#### The exercise:
Make an exact copy of the data below, leaving out every picture.

+ + + + + + +

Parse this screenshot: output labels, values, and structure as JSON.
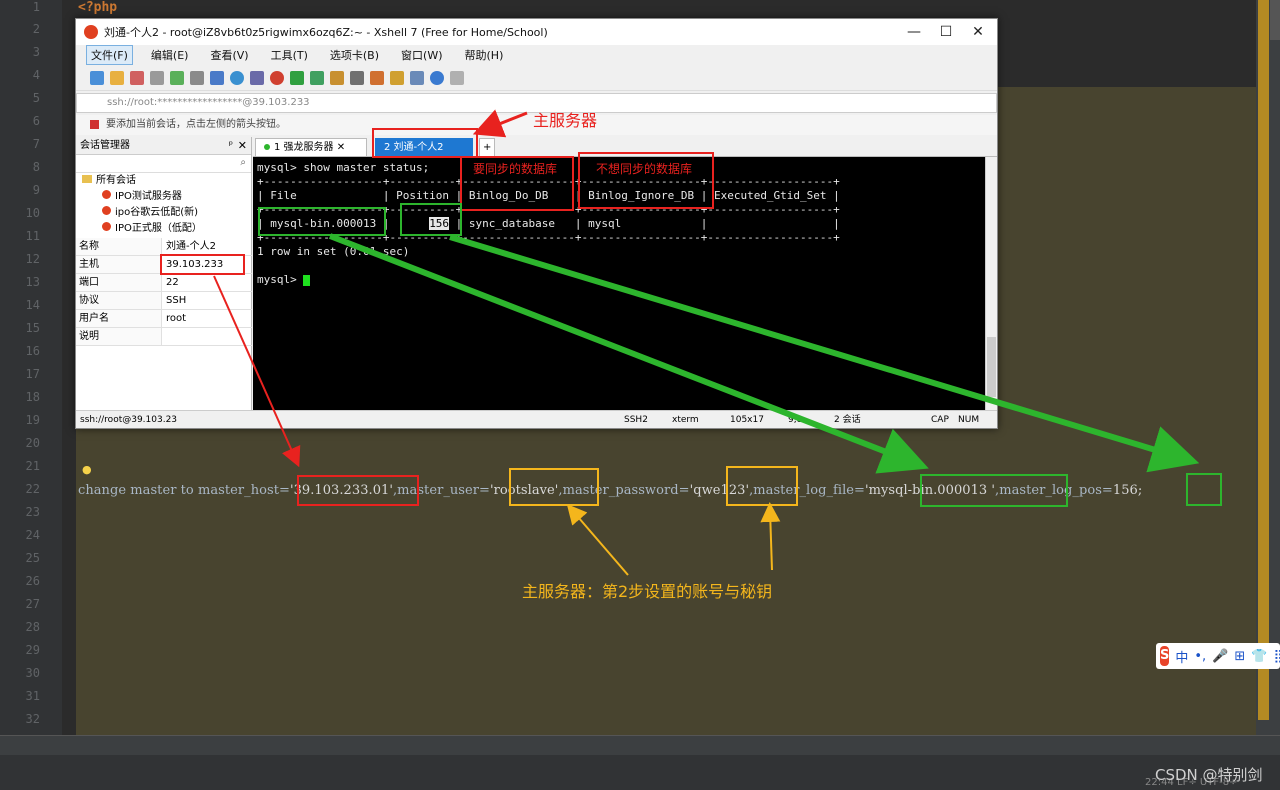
{
  "ide": {
    "line_numbers": [
      "1",
      "2",
      "3",
      "4",
      "5",
      "6",
      "7",
      "8",
      "9",
      "10",
      "11",
      "12",
      "13",
      "14",
      "15",
      "16",
      "17",
      "18",
      "19",
      "20",
      "21",
      "22",
      "23",
      "24",
      "25",
      "26",
      "27",
      "28",
      "29",
      "30",
      "31",
      "32"
    ],
    "php_tag": "<?php",
    "code_line": {
      "p1": "change master to master_host=",
      "host": "'39.103.233.01'",
      "p2": ",master_user=",
      "user": "'rootslave'",
      "p3": ",master_password=",
      "password": "'qwe123'",
      "p4": ",master_log_file=",
      "log_file": "'mysql-bin.000013 '",
      "p5": ",master_log_pos=",
      "log_pos": "156;"
    },
    "watermark": "CSDN @特别剑",
    "status_time": "22:44",
    "status_lf": "LF÷",
    "status_enc": "UTF-8÷"
  },
  "ime": {
    "logo": "S",
    "items": [
      "中",
      "•,",
      "🎤",
      "⊞",
      "👕",
      "⣿"
    ]
  },
  "xshell": {
    "title": "刘通-个人2 - root@iZ8vb6t0z5rigwimx6ozq6Z:~ - Xshell 7 (Free for Home/School)",
    "window_controls": [
      "—",
      "☐",
      "✕"
    ],
    "menu": [
      "文件(F)",
      "编辑(E)",
      "查看(V)",
      "工具(T)",
      "选项卡(B)",
      "窗口(W)",
      "帮助(H)"
    ],
    "address": "ssh://root:*****************@39.103.233",
    "hint": "要添加当前会话，点击左侧的箭头按钮。",
    "session_manager": {
      "title": "会话管理器",
      "pin": "ᵖ",
      "close": "✕",
      "tree": [
        "所有会话",
        "IPO测试服务器",
        "ipo谷歌云低配(新)",
        "IPO正式服（低配）"
      ],
      "props": [
        {
          "k": "名称",
          "v": "刘通-个人2"
        },
        {
          "k": "主机",
          "v": "39.103.233"
        },
        {
          "k": "端口",
          "v": "22"
        },
        {
          "k": "协议",
          "v": "SSH"
        },
        {
          "k": "用户名",
          "v": "root"
        },
        {
          "k": "说明",
          "v": ""
        }
      ]
    },
    "tabs": [
      "1 强龙服务器",
      "2 刘通-个人2"
    ],
    "tab_add": "+",
    "terminal": {
      "lines": [
        "mysql> show master status;",
        "+------------------+----------+-----------------+------------------+-------------------+",
        "| File             | Position | Binlog_Do_DB    | Binlog_Ignore_DB | Executed_Gtid_Set |",
        "+------------------+----------+-----------------+------------------+-------------------+",
        "| mysql-bin.000013 |      ",
        "+------------------+----------+-----------------+------------------+-------------------+",
        "1 row in set (0.01 sec)",
        "",
        "mysql> "
      ],
      "pos_value": "156",
      "row_tail": " | sync_database   | mysql            |                   |"
    },
    "status": {
      "left": "ssh://root@39.103.23",
      "ssh": "SSH2",
      "term": "xterm",
      "size": "105x17",
      "pos": "9,8",
      "sessions": "2 会话",
      "cap": "CAP",
      "num": "NUM"
    }
  },
  "annotations": {
    "main_server": "主服务器",
    "do_db": "要同步的数据库",
    "ignore_db": "不想同步的数据库",
    "account_note": "主服务器：第2步设置的账号与秘钥"
  },
  "colors": {
    "red": "#e8221f",
    "green": "#2db52d",
    "yellow": "#f4b61c",
    "accent": "#1e78d2"
  }
}
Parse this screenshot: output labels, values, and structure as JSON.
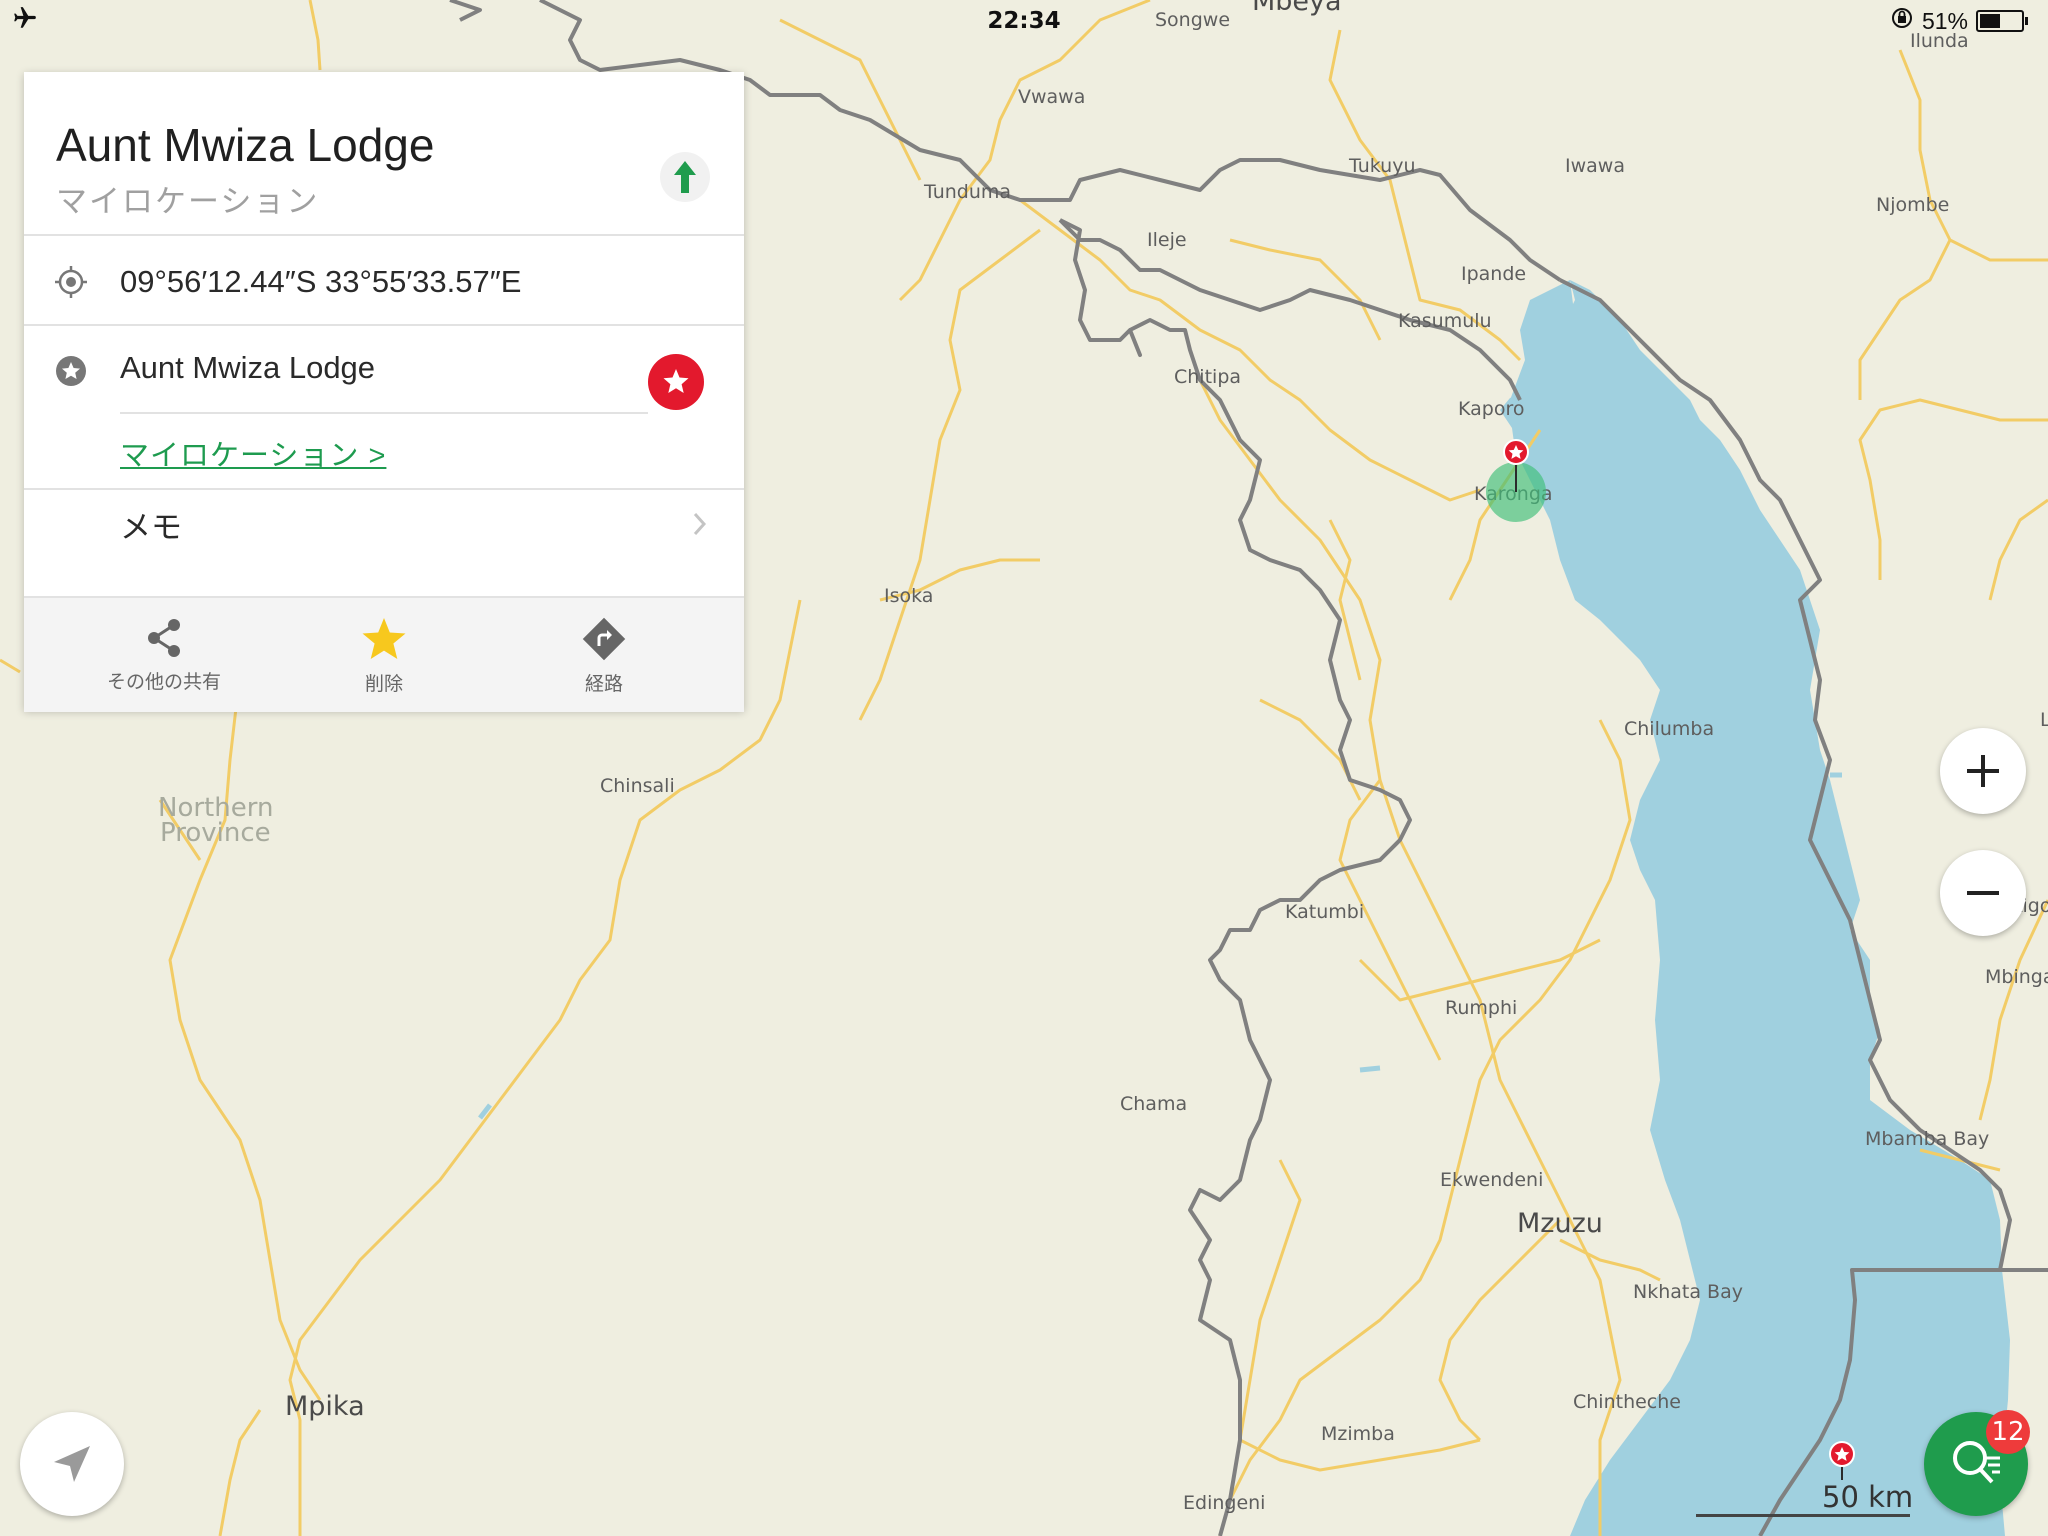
{
  "status_bar": {
    "time": "22:34",
    "battery": "51%",
    "battery_level": 0.51
  },
  "place_card": {
    "title": "Aunt Mwiza Lodge",
    "subtitle": "マイロケーション",
    "coordinates": "09°56′12.44″S 33°55′33.57″E",
    "bookmark_name": "Aunt Mwiza Lodge",
    "category_link": "マイロケーション >",
    "memo_label": "メモ",
    "actions": [
      {
        "label": "その他の共有",
        "icon": "share-icon"
      },
      {
        "label": "削除",
        "icon": "star-icon"
      },
      {
        "label": "経路",
        "icon": "route-icon"
      }
    ],
    "accent_color": "#1e9b4f",
    "favorite_color": "#e3192d"
  },
  "map": {
    "labels": {
      "songwe": "Songwe",
      "mbeya": "Mbeya",
      "ilunda": "Ilunda",
      "vwawa": "Vwawa",
      "tukuyu": "Tukuyu",
      "iwawa": "Iwawa",
      "njombe": "Njombe",
      "tunduma": "Tunduma",
      "ileje": "Ileje",
      "ipande": "Ipande",
      "kasumulu": "Kasumulu",
      "chitipa": "Chitipa",
      "kaporo": "Kaporo",
      "karonga": "Karonga",
      "isoka": "Isoka",
      "chilumba": "Chilumba",
      "chinsali": "Chinsali",
      "northern": "Northern",
      "province": "Province",
      "katumbi": "Katumbi",
      "kigo": "Kigo",
      "mbinga": "Mbinga",
      "rumphi": "Rumphi",
      "chama": "Chama",
      "mbamba_bay": "Mbamba Bay",
      "ekwendeni": "Ekwendeni",
      "mzuzu": "Mzuzu",
      "nkhata_bay": "Nkhata Bay",
      "mpika": "Mpika",
      "chintheche": "Chintheche",
      "mzimba": "Mzimba",
      "edingeni": "Edingeni",
      "l_edge": "L"
    },
    "scale_label": "50 km",
    "results_badge": "12",
    "water_color": "#a0d0df",
    "land_color": "#efeee0",
    "road_color": "#f2cc66",
    "border_color": "#808080"
  }
}
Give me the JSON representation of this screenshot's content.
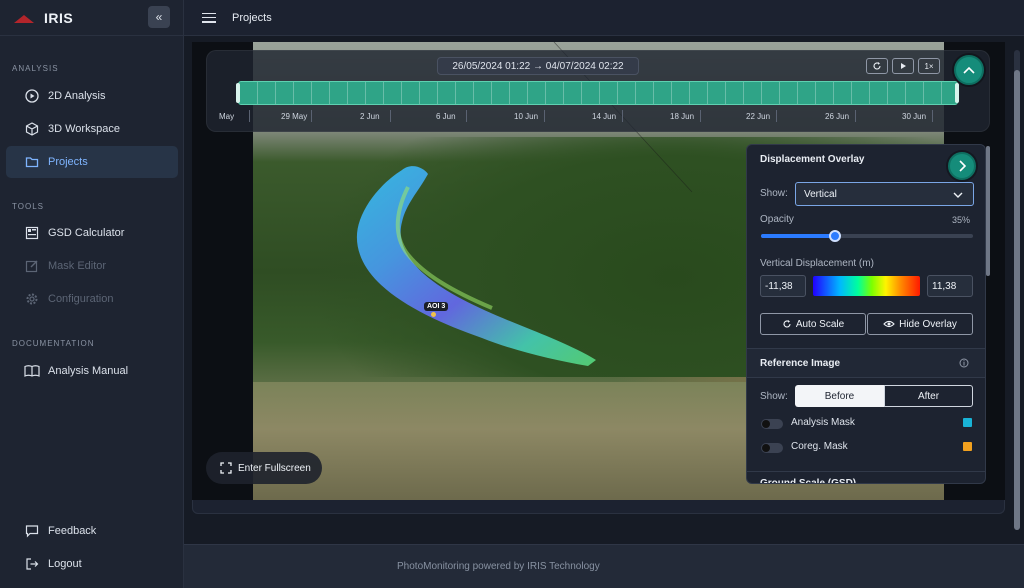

+ + + + + + +

#### Output below:
Parse this screenshot: output labels, values, and structure as JSON.
{
  "ide": {
    "line_numbers": [
      "1",
      "2",
      "3",
      "4",
      "5",
      "6",
      "7",
      "8",
      "9",
      "10",
      "11",
      "12",
      "13",
      "14",
      "15",
      "16",
      "17",
      "18",
      "19",
      "20",
      "21",
      "22",
      "23",
      "24",
      "25",
      "26",
      "27",
      "28",
      "29",
      "30",
      "31",
      "32"
    ],
    "php_tag": "<?php",
    "code_line": {
      "p1": "change master to master_host=",
      "host": "'39.103.233.01'",
      "p2": ",master_user=",
      "user": "'rootslave'",
      "p3": ",master_password=",
      "password": "'qwe123'",
      "p4": ",master_log_file=",
      "log_file": "'mysql-bin.000013 '",
      "p5": ",master_log_pos=",
      "log_pos": "156;"
    },
    "watermark": "CSDN @特别剑",
    "status_time": "22:44",
    "status_lf": "LF÷",
    "status_enc": "UTF-8÷"
  },
  "ime": {
    "logo": "S",
    "items": [
      "中",
      "•,",
      "🎤",
      "⊞",
      "👕",
      "⣿"
    ]
  },
  "xshell": {
    "title": "刘通-个人2 - root@iZ8vb6t0z5rigwimx6ozq6Z:~ - Xshell 7 (Free for Home/School)",
    "window_controls": [
      "—",
      "☐",
      "✕"
    ],
    "menu": [
      "文件(F)",
      "编辑(E)",
      "查看(V)",
      "工具(T)",
      "选项卡(B)",
      "窗口(W)",
      "帮助(H)"
    ],
    "address": "ssh://root:*****************@39.103.233",
    "hint": "要添加当前会话，点击左侧的箭头按钮。",
    "session_manager": {
      "title": "会话管理器",
      "pin": "ᵖ",
      "close": "✕",
      "tree": [
        "所有会话",
        "IPO测试服务器",
        "ipo谷歌云低配(新)",
        "IPO正式服（低配）"
      ],
      "props": [
        {
          "k": "名称",
          "v": "刘通-个人2"
        },
        {
          "k": "主机",
          "v": "39.103.233"
        },
        {
          "k": "端口",
          "v": "22"
        },
        {
          "k": "协议",
          "v": "SSH"
        },
        {
          "k": "用户名",
          "v": "root"
        },
        {
          "k": "说明",
          "v": ""
        }
      ]
    },
    "tabs": [
      "1 强龙服务器",
      "2 刘通-个人2"
    ],
    "tab_add": "+",
    "terminal": {
      "lines": [
        "mysql> show master status;",
        "+------------------+----------+-----------------+------------------+-------------------+",
        "| File             | Position | Binlog_Do_DB    | Binlog_Ignore_DB | Executed_Gtid_Set |",
        "+------------------+----------+-----------------+------------------+-------------------+",
        "| mysql-bin.000013 |      ",
        "+------------------+----------+-----------------+------------------+-------------------+",
        "1 row in set (0.01 sec)",
        "",
        "mysql> "
      ],
      "pos_value": "156",
      "row_tail": " | sync_database   | mysql            |                   |"
    },
    "status": {
      "left": "ssh://root@39.103.23",
      "ssh": "SSH2",
      "term": "xterm",
      "size": "105x17",
      "pos": "9,8",
      "sessions": "2 会话",
      "cap": "CAP",
      "num": "NUM"
    }
  },
  "annotations": {
    "main_server": "主服务器",
    "do_db": "要同步的数据库",
    "ignore_db": "不想同步的数据库",
    "account_note": "主服务器：第2步设置的账号与秘钥"
  },
  "colors": {
    "red": "#e8221f",
    "green": "#2db52d",
    "yellow": "#f4b61c",
    "accent": "#1e78d2"
  }
}
Parse this screenshot: output labels, values, and structure as JSON.
{
  "status_bar": {
    "time": "22:34",
    "battery": "51%",
    "battery_level": 0.51
  },
  "place_card": {
    "title": "Aunt Mwiza Lodge",
    "subtitle": "マイロケーション",
    "coordinates": "09°56′12.44″S 33°55′33.57″E",
    "bookmark_name": "Aunt Mwiza Lodge",
    "category_link": "マイロケーション >",
    "memo_label": "メモ",
    "actions": [
      {
        "label": "その他の共有",
        "icon": "share-icon"
      },
      {
        "label": "削除",
        "icon": "star-icon"
      },
      {
        "label": "経路",
        "icon": "route-icon"
      }
    ],
    "accent_color": "#1e9b4f",
    "favorite_color": "#e3192d"
  },
  "map": {
    "labels": {
      "songwe": "Songwe",
      "mbeya": "Mbeya",
      "ilunda": "Ilunda",
      "vwawa": "Vwawa",
      "tukuyu": "Tukuyu",
      "iwawa": "Iwawa",
      "njombe": "Njombe",
      "tunduma": "Tunduma",
      "ileje": "Ileje",
      "ipande": "Ipande",
      "kasumulu": "Kasumulu",
      "chitipa": "Chitipa",
      "kaporo": "Kaporo",
      "karonga": "Karonga",
      "isoka": "Isoka",
      "chilumba": "Chilumba",
      "chinsali": "Chinsali",
      "northern": "Northern",
      "province": "Province",
      "katumbi": "Katumbi",
      "kigo": "Kigo",
      "mbinga": "Mbinga",
      "rumphi": "Rumphi",
      "chama": "Chama",
      "mbamba_bay": "Mbamba Bay",
      "ekwendeni": "Ekwendeni",
      "mzuzu": "Mzuzu",
      "nkhata_bay": "Nkhata Bay",
      "mpika": "Mpika",
      "chintheche": "Chintheche",
      "mzimba": "Mzimba",
      "edingeni": "Edingeni",
      "l_edge": "L"
    },
    "scale_label": "50 km",
    "results_badge": "12",
    "water_color": "#a0d0df",
    "land_color": "#efeee0",
    "road_color": "#f2cc66",
    "border_color": "#808080"
  }
}
Give me the JSON representation of this screenshot's content.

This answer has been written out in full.